*Input records*
· · · ·

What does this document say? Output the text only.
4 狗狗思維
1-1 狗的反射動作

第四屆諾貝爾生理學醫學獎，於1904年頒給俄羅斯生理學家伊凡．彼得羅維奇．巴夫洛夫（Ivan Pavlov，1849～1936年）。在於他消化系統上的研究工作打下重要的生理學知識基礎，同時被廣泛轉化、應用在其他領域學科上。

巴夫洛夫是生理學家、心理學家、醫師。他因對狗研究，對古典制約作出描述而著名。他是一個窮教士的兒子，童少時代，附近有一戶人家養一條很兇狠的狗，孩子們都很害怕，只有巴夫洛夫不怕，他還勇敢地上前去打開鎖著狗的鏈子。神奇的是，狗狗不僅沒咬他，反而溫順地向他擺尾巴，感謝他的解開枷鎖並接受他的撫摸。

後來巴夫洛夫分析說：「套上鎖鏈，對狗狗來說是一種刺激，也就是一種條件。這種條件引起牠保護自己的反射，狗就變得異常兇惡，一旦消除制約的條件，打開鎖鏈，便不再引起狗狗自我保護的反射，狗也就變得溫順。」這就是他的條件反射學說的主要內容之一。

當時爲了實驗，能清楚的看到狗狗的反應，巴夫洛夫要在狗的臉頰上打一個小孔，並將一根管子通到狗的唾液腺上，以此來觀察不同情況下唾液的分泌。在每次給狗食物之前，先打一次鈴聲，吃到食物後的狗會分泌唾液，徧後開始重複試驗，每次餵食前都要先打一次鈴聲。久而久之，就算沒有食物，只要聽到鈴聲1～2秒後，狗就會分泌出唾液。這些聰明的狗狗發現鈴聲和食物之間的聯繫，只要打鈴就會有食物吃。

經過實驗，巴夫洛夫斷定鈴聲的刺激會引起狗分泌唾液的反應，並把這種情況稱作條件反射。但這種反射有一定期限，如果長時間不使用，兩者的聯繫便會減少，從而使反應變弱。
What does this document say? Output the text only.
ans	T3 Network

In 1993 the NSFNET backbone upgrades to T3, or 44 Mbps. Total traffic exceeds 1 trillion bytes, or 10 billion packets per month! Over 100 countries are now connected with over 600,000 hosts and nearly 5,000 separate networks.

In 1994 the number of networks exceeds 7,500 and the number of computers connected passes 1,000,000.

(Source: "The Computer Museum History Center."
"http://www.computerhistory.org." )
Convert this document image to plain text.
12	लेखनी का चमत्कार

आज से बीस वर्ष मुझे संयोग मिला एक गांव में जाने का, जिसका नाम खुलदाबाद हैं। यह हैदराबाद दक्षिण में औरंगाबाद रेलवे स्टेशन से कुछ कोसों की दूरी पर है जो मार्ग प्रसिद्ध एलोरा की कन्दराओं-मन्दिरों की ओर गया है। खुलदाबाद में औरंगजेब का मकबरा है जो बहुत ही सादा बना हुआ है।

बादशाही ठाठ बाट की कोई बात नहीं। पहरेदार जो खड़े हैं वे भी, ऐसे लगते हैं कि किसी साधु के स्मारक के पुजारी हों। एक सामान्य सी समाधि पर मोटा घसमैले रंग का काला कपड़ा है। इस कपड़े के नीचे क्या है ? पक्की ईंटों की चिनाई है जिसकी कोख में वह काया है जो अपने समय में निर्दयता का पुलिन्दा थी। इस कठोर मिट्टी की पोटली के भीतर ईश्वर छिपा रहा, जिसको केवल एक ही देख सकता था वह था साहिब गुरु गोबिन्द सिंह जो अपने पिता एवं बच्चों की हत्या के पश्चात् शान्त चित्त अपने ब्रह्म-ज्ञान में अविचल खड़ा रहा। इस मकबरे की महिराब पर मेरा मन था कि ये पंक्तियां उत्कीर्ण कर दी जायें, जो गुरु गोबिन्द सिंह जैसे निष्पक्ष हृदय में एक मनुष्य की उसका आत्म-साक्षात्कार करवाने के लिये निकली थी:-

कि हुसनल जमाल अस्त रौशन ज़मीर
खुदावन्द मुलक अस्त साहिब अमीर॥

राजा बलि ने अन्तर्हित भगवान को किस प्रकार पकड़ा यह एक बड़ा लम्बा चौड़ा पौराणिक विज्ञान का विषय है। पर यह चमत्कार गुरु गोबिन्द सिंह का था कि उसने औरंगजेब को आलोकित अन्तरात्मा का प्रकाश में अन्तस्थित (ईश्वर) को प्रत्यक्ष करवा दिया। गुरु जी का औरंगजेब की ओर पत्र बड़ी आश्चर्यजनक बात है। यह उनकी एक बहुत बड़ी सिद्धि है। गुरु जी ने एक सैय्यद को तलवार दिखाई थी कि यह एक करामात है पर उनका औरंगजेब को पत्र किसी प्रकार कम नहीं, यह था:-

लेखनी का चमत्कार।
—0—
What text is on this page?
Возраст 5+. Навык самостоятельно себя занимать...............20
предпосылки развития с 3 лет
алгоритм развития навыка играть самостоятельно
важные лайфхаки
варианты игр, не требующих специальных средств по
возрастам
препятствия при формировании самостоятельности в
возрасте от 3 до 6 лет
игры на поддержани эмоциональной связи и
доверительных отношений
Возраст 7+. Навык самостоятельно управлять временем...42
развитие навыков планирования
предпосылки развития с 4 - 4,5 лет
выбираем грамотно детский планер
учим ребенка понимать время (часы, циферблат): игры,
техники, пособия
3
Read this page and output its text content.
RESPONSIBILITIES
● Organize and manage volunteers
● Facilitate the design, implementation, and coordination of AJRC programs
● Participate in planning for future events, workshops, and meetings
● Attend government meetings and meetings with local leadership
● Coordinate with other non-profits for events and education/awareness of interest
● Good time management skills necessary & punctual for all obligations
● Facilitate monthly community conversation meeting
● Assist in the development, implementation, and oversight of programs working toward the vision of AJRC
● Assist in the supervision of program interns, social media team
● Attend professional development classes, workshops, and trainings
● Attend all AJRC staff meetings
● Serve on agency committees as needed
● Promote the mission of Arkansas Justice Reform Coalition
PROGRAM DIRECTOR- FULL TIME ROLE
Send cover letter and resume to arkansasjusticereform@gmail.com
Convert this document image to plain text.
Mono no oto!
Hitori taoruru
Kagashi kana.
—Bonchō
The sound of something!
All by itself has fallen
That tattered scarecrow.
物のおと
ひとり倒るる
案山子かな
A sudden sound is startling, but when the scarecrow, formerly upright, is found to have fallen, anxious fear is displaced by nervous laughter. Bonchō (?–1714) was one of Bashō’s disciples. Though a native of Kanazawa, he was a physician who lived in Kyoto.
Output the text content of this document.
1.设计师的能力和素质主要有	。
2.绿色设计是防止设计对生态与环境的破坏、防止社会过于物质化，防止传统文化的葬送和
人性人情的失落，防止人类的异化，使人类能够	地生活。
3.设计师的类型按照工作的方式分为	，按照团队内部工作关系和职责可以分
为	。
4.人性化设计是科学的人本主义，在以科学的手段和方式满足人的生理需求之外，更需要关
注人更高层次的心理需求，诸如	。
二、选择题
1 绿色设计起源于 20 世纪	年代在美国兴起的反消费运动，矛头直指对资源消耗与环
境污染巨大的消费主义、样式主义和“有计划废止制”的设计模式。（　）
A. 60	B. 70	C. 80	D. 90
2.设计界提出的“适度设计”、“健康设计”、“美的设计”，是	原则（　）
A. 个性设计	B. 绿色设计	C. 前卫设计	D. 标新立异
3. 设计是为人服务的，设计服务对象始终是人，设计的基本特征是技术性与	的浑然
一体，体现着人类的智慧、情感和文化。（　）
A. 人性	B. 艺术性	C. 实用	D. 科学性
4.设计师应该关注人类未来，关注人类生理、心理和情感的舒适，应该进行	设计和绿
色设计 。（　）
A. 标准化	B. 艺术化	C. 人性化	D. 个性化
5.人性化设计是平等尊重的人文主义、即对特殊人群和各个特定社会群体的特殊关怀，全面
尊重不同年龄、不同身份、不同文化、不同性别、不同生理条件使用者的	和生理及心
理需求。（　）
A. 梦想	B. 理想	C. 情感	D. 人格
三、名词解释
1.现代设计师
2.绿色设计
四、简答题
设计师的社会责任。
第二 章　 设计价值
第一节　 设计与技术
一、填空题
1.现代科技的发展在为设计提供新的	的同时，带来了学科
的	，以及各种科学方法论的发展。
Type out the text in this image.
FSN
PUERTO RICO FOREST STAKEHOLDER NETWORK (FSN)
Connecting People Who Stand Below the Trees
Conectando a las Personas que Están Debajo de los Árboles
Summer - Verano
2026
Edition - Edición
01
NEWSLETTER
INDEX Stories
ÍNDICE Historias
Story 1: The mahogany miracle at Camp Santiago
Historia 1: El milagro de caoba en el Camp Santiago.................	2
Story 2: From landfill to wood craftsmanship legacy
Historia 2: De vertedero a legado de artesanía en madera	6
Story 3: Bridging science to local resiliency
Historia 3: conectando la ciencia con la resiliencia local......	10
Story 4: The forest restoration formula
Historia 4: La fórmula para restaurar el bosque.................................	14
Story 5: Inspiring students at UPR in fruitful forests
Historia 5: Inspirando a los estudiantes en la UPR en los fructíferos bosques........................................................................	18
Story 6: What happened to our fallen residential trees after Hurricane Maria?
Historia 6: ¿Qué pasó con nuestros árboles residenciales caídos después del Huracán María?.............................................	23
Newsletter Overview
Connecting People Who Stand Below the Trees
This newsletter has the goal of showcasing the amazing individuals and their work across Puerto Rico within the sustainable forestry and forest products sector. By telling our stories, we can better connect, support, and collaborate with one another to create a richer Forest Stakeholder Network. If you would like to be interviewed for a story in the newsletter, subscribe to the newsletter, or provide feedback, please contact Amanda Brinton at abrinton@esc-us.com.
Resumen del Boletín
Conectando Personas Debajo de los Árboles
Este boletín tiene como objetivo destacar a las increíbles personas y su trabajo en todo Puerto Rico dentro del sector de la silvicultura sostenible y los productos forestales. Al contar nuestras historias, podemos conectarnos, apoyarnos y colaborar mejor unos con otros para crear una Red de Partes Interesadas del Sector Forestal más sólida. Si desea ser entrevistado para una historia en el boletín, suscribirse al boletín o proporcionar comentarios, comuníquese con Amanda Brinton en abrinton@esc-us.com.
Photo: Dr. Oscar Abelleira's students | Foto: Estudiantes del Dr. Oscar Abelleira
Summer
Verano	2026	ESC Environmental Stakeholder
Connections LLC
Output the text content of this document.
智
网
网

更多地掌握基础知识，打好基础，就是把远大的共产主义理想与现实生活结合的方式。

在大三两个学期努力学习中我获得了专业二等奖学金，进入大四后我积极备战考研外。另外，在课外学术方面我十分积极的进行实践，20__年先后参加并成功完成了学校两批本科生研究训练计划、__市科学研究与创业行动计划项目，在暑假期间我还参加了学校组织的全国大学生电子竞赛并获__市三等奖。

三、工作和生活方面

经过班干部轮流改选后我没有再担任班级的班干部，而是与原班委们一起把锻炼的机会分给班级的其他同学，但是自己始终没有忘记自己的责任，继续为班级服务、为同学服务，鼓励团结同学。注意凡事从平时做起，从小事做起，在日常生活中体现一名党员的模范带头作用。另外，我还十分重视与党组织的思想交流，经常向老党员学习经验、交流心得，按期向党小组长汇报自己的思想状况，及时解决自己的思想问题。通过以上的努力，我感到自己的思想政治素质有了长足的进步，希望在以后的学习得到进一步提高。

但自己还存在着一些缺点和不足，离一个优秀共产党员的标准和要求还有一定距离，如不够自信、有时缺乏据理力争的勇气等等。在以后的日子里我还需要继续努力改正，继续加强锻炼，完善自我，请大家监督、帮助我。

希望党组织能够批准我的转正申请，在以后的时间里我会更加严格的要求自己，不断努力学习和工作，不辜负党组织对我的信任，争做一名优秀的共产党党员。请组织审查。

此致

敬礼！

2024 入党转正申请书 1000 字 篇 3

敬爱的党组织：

· · · ·

*To do*
Copy each line of the entries that includes the word "Camp".

*Exercise solution*
Story 1: The mahogany miracle at Camp Santiago
Historia 1: El milagro de caoba en el Camp Santiago.................	2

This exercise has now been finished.